Excerpt from a dataset:
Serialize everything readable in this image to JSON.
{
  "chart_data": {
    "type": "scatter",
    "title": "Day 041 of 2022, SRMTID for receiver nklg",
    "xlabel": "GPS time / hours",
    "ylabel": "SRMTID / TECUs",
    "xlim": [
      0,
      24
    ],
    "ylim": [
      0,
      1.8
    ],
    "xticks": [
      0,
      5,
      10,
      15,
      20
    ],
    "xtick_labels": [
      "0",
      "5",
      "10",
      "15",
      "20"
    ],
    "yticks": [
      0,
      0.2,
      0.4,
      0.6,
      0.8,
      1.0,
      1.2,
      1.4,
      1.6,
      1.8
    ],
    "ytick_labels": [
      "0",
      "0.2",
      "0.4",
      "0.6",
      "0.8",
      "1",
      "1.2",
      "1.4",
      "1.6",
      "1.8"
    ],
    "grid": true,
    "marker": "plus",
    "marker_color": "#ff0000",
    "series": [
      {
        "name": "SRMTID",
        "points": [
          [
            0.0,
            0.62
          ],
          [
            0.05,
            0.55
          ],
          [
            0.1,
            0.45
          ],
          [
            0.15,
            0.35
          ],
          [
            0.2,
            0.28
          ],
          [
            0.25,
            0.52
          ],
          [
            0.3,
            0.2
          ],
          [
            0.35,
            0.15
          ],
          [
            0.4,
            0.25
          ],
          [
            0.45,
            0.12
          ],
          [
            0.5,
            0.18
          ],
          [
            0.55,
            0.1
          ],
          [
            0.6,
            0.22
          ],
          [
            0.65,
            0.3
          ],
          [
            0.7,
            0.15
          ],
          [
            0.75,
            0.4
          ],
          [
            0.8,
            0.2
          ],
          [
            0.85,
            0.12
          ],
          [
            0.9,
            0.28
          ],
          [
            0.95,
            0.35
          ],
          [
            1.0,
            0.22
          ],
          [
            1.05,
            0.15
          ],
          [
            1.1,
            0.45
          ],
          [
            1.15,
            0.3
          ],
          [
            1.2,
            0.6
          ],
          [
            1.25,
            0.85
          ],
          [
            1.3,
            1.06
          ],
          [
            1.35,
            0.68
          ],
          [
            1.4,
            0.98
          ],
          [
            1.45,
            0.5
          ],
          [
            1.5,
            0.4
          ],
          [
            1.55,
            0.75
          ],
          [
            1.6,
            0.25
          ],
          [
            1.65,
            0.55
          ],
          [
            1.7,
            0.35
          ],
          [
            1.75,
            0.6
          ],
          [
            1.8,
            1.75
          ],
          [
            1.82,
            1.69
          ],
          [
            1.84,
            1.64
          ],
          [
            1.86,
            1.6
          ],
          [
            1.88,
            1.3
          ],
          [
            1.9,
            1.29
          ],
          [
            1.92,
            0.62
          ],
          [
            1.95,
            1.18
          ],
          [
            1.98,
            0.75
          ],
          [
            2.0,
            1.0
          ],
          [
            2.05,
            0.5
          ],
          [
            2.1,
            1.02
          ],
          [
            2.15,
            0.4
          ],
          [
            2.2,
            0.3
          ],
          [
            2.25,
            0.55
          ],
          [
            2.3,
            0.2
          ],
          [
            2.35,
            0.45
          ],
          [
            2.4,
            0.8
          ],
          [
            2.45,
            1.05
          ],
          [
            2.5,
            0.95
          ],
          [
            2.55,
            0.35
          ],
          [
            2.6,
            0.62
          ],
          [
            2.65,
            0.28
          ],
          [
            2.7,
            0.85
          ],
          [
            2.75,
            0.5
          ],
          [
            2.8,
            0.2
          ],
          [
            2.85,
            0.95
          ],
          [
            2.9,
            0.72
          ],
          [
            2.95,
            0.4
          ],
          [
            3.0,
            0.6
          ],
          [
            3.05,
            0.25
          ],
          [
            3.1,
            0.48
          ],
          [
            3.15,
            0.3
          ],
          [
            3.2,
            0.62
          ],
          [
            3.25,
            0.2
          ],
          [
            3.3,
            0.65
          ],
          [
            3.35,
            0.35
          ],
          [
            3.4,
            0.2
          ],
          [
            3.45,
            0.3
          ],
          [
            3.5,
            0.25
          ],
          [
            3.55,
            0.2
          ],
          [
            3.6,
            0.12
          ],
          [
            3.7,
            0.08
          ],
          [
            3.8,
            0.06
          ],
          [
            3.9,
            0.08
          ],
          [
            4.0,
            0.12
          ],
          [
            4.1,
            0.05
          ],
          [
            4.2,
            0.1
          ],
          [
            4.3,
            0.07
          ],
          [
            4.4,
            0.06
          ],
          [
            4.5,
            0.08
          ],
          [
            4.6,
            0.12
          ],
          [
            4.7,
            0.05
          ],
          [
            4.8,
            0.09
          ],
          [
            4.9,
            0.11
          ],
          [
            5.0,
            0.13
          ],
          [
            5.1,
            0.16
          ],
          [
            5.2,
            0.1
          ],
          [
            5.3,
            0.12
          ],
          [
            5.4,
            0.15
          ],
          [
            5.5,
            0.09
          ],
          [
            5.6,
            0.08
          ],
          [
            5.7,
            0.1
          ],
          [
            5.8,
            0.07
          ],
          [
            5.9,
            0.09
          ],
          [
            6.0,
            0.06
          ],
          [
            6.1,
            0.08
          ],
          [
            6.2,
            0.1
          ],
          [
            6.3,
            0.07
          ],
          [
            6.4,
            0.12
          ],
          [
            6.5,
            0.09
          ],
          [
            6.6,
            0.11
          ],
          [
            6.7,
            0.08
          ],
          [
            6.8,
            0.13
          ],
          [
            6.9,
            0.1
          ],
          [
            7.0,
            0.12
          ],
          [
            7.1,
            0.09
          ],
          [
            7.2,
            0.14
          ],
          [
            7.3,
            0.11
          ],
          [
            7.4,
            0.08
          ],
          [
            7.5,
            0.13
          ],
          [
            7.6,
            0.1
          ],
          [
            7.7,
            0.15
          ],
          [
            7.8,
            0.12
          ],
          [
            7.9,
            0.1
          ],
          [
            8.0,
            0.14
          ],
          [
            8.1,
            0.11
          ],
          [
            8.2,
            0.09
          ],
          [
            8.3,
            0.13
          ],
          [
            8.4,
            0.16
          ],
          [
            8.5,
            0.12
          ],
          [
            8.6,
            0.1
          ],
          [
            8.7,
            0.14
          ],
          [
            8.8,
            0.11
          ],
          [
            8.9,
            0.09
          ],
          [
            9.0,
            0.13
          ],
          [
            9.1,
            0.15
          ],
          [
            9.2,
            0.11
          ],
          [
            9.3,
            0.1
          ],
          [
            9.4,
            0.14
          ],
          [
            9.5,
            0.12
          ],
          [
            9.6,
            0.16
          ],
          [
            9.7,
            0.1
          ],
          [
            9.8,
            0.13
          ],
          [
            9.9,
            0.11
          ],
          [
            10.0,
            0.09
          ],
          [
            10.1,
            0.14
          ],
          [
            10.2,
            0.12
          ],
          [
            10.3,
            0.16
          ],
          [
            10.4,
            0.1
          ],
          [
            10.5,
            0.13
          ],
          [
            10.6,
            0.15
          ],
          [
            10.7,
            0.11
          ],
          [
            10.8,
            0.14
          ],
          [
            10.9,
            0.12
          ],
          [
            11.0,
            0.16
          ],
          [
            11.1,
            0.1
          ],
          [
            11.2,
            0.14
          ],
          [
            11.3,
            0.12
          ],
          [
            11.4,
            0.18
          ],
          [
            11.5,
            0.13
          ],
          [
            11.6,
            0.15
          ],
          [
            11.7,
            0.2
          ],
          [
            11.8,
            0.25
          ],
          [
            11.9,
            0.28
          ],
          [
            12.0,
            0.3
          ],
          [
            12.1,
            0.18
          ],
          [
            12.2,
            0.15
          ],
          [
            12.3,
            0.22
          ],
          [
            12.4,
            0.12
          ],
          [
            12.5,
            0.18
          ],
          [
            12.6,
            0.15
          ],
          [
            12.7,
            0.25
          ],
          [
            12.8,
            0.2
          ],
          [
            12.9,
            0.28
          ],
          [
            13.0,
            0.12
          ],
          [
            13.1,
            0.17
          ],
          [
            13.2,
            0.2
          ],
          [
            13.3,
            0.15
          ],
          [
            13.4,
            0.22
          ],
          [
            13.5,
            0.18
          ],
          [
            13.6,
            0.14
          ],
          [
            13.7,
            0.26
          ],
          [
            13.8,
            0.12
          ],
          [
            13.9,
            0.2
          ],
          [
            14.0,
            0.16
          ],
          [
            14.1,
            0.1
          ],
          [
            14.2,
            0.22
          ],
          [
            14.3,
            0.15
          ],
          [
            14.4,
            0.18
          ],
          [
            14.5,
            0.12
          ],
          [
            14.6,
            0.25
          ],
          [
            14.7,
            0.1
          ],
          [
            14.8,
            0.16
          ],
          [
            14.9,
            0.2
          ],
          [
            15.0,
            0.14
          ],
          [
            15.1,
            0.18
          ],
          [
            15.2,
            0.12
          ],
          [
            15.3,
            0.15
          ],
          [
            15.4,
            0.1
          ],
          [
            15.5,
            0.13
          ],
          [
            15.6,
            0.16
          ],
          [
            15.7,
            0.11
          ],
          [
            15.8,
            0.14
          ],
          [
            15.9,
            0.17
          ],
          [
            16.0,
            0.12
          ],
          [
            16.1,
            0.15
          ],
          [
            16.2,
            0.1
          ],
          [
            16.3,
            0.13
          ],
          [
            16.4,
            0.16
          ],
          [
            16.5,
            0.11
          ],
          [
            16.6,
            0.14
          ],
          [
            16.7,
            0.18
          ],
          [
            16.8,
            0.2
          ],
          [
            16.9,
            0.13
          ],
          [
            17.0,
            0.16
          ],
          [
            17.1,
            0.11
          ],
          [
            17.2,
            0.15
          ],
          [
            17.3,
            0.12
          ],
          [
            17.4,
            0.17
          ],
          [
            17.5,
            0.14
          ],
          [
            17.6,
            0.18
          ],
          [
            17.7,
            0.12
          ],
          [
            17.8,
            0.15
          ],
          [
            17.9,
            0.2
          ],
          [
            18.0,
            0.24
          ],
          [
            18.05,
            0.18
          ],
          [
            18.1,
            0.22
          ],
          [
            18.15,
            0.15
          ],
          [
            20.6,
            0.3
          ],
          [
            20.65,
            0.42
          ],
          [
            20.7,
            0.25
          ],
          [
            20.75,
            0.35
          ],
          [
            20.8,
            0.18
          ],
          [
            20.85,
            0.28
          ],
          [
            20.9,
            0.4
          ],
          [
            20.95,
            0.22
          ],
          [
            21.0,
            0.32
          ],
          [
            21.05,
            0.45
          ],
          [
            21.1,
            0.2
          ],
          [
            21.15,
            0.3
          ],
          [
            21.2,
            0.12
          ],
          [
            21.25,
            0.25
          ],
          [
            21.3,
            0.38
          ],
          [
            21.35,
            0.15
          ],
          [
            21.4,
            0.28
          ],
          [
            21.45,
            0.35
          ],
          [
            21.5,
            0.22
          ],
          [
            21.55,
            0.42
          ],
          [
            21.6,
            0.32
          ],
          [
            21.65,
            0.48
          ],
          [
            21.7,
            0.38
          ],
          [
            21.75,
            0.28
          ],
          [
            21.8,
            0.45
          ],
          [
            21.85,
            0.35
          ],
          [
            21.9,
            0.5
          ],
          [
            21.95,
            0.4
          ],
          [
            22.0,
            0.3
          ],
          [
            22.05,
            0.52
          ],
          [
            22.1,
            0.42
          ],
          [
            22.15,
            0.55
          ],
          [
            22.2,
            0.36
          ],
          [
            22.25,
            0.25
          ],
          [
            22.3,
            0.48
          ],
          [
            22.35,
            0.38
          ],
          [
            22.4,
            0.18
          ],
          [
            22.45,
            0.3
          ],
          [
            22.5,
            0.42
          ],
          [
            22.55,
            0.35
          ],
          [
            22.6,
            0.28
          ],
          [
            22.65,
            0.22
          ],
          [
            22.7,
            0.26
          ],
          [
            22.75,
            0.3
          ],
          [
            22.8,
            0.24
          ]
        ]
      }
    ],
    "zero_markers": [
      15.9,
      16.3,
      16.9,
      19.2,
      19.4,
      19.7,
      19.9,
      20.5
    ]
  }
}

> **Goal**:
Say, as a bare number, how many lines in the entries above include the string "SRMTID".

> **Answer**:
3